(Dataset rows of page text)

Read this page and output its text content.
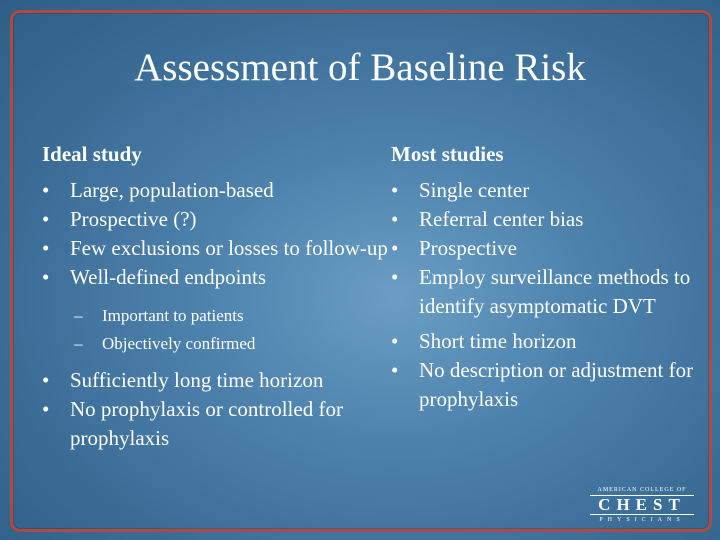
Assessment of Baseline Risk
Ideal study
• Large, population-based
• Prospective (?)
• Few exclusions or losses to follow-up
• Well-defined endpoints
– Important to patients
– Objectively confirmed
• Sufficiently long time horizon
• No prophylaxis or controlled for prophylaxis
Most studies
• Single center
• Referral center bias
• Prospective
• Employ surveillance methods to identify asymptomatic DVT
• Short time horizon
• No description or adjustment for prophylaxis
AMERICAN COLLEGE OF
CHEST
PHYSICIANS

- WORK TO COMPLETE:
Show all of the lines above in which "center" is present.

- TASK RESPONSE:
• Single center
• Referral center bias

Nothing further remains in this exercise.